▶ WORK TO BE COMPLETED
Check the listing below for lines with the word "учета" and say how many there are, with nothing but the number.
====== PROVIDED RECORDS
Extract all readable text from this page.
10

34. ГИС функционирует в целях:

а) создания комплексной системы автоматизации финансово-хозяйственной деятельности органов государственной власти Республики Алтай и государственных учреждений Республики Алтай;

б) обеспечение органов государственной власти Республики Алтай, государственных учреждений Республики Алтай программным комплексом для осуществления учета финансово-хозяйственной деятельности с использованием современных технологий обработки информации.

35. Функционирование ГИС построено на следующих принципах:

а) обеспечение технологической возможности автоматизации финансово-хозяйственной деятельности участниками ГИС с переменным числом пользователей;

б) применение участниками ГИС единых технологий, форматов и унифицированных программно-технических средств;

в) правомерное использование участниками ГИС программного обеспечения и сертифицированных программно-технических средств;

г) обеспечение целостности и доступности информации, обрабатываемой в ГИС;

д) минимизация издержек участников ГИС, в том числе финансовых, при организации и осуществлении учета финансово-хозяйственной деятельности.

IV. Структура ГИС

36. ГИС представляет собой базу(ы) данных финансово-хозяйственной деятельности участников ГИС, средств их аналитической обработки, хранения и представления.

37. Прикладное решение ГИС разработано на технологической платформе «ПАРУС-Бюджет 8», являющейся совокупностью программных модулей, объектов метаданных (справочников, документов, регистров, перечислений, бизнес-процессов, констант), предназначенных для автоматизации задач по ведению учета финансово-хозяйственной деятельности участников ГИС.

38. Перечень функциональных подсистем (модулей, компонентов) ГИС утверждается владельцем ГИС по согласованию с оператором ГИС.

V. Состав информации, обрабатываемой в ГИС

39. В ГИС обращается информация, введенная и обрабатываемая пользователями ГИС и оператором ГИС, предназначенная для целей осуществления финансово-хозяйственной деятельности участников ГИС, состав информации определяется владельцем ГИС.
============
▶ RESULT OF THE TASK
3